** Text follows **

I feel guilty. Lots of people tell me what a good son I was to my father, whom I called by his name, Sholom. (What a concept: I am not a son anymore!!) It doesn't matter what they tell me. I still feel guilty. I shouldn't--probably shouldn't--objectively. But I do.

Why do I feel guilty? I could have done more. I could have recommended my father go to the hospital before his kidneys started failing him. Maybe his bladder tumor could have been diagnosed earlier. (Probably nothing could have been done at that point in any case.) I could have spent more time with him. Never mind that, four years ago, I arranged for him to buy an apartment right next to me and we spent many hours together, over dinner, going to concerts and museums and on walks. I could have spent more time with him. I could have had more conversations with him. I could have asked more questions about his life, found out more about his childhood and experiences, developed deeper insight into his thinking, found out more about why he made the decisions he did, tried harder to uncover the many secrets that still, and now will always, remain.

And I could have been there when he fell out of his bed a few weeks ago, and I had to call an ambulance service to get him back into bed. Never mind that the next day I drove around looking for and buying guard rails so it wouldn't happen again. And then he made me feel guilty when he said I was too busy with my own life and should have been there. Never mind that he was already very ill and not thinking as clearly as usual. I could have been there. And I wasn't.

** End of Text **

### [Using the information]
1. Retype part of the passage on guilt, beginning at the words "I feel guilty." and stopping after "shouldn't--objectively. But I do.".
2. Decide whether each statement agrees with the passage on guilt, answering yes or no and quoting the words that settle it: (a) The writer called his father by his name, Sholom. (b) The father lived far from the writer. (c) After the fall, the writer bought guard rails.
3. The passage on guilt describes the many hours the writer and his father spent together. List every activity or outing it names for that time.
The records are separate material with no connection to the passage on guilt.

** Excerpted records follows **

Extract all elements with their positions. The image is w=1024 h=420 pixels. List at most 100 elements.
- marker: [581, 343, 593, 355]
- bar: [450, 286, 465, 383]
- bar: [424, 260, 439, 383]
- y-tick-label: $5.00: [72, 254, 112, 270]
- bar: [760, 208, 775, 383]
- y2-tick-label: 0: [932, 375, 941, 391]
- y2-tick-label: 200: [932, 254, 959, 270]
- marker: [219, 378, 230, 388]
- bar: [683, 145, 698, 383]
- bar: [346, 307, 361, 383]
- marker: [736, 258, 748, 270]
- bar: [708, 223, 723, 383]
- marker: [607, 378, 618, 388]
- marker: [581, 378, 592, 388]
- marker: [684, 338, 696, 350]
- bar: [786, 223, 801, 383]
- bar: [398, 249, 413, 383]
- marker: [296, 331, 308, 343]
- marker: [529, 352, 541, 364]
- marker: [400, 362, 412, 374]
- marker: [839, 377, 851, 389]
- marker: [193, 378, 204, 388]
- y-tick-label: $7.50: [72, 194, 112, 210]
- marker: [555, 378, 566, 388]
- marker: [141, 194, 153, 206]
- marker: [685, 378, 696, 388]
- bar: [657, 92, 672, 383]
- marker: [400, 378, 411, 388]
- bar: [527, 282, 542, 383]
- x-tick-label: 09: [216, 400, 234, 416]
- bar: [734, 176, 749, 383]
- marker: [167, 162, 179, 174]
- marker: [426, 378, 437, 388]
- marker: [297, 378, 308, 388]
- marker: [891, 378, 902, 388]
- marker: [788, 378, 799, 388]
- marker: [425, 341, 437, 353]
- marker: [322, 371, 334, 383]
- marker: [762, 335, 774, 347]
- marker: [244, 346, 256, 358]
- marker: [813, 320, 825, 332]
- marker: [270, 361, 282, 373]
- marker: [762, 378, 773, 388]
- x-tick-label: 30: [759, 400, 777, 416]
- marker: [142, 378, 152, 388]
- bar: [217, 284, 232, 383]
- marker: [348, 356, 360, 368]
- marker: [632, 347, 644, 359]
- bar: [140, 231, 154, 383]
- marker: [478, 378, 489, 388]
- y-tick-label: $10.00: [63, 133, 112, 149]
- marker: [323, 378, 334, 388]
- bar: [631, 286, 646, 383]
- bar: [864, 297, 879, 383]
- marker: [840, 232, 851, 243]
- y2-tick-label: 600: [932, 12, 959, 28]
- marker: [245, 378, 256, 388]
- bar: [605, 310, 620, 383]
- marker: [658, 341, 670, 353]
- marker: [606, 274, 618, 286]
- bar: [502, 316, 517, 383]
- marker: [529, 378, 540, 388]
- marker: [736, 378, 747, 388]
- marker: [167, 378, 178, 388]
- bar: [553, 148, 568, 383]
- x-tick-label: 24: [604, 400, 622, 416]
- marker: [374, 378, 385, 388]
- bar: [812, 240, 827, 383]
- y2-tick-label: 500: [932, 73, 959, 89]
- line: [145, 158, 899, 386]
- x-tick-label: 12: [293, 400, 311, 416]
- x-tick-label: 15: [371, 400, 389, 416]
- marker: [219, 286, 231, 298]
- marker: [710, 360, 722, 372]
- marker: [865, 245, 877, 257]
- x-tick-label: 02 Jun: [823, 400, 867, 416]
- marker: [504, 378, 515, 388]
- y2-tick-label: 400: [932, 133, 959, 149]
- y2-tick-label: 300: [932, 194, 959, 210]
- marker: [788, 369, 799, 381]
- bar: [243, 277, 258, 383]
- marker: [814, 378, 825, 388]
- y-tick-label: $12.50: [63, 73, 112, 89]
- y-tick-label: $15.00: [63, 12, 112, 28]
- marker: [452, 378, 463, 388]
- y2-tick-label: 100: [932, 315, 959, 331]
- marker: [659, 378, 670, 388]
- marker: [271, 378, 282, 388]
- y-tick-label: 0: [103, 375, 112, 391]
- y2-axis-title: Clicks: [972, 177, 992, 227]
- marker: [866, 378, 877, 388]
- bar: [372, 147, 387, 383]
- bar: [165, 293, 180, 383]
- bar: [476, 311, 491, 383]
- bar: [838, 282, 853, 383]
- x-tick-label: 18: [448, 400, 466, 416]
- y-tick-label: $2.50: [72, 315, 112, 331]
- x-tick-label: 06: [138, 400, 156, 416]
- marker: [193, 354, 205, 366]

** End of Excerpted records **

### [Expected outputs]
1.
I feel guilty. Lots of people tell me what a good son I was to my father, whom I called by his name, Sholom. (What a concept: I am not a son anymore!!) It doesn't matter what they tell me. I still feel guilty. I shouldn't--probably shouldn't--objectively. But I do.

2.
(a) Yes: "whom I called by his name, Sholom."
(b) No: "I arranged for him to buy an apartment right next to me"
(c) Yes: "the next day I drove around looking for and buying guard rails so it wouldn't happen again."

3. dinner; concerts; museums; walks